-- Records supplied start --

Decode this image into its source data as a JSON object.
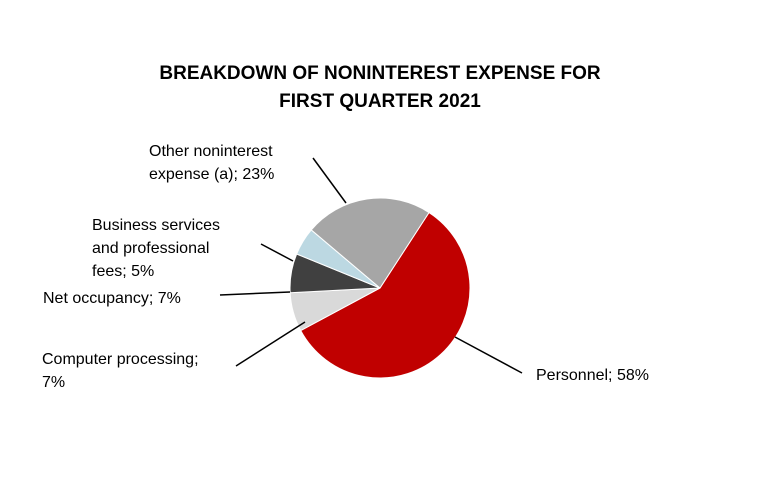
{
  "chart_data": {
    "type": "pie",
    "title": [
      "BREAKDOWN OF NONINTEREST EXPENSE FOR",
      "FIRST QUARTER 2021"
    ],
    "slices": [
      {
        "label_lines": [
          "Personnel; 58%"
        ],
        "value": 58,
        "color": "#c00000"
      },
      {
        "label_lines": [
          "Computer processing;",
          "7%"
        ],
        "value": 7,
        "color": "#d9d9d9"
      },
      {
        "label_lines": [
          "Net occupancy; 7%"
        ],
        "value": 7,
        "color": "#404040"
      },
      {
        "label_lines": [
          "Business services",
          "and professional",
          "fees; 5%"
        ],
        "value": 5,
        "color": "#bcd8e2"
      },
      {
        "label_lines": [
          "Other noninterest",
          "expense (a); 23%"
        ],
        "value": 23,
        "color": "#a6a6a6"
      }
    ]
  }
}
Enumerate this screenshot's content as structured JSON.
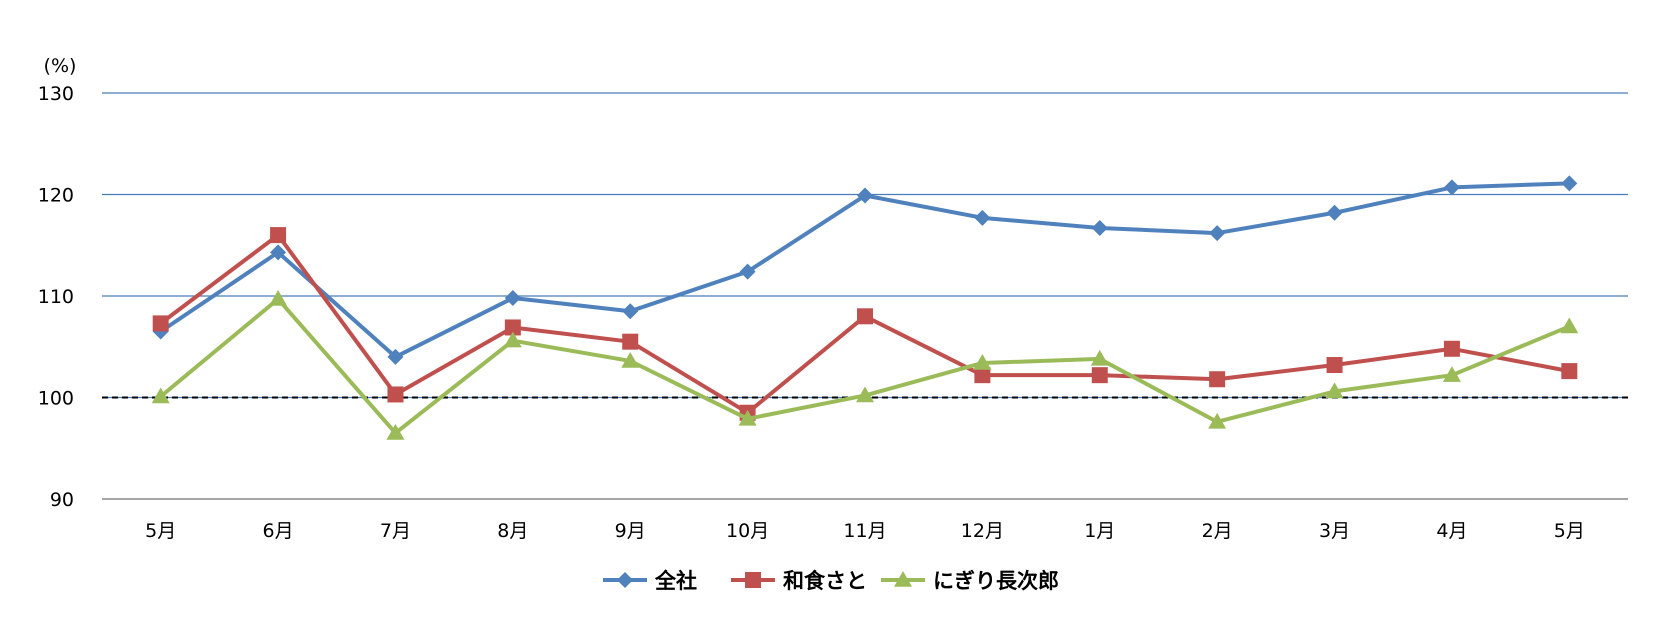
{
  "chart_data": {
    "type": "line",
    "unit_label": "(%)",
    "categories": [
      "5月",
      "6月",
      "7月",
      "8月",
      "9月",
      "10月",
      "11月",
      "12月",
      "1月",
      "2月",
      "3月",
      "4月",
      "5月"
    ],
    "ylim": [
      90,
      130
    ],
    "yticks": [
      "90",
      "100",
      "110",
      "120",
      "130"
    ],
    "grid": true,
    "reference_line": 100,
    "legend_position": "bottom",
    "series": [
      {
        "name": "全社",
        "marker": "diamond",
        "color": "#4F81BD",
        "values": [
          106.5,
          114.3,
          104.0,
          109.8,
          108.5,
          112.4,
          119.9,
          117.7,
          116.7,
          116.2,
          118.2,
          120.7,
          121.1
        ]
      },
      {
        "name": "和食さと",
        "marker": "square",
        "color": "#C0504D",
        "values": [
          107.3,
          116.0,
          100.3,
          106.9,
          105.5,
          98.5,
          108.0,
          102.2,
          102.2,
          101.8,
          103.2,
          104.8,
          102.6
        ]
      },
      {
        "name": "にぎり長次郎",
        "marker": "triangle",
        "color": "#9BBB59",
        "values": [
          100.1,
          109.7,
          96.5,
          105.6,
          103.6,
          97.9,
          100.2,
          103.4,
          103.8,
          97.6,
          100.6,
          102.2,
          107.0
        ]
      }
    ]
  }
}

-- Records supplied end --

Set out every line from the material that contains the string "JSON".

Solution below>
Decode this image into its source data as a JSON object.
Enumerate this screenshot's content as structured JSON.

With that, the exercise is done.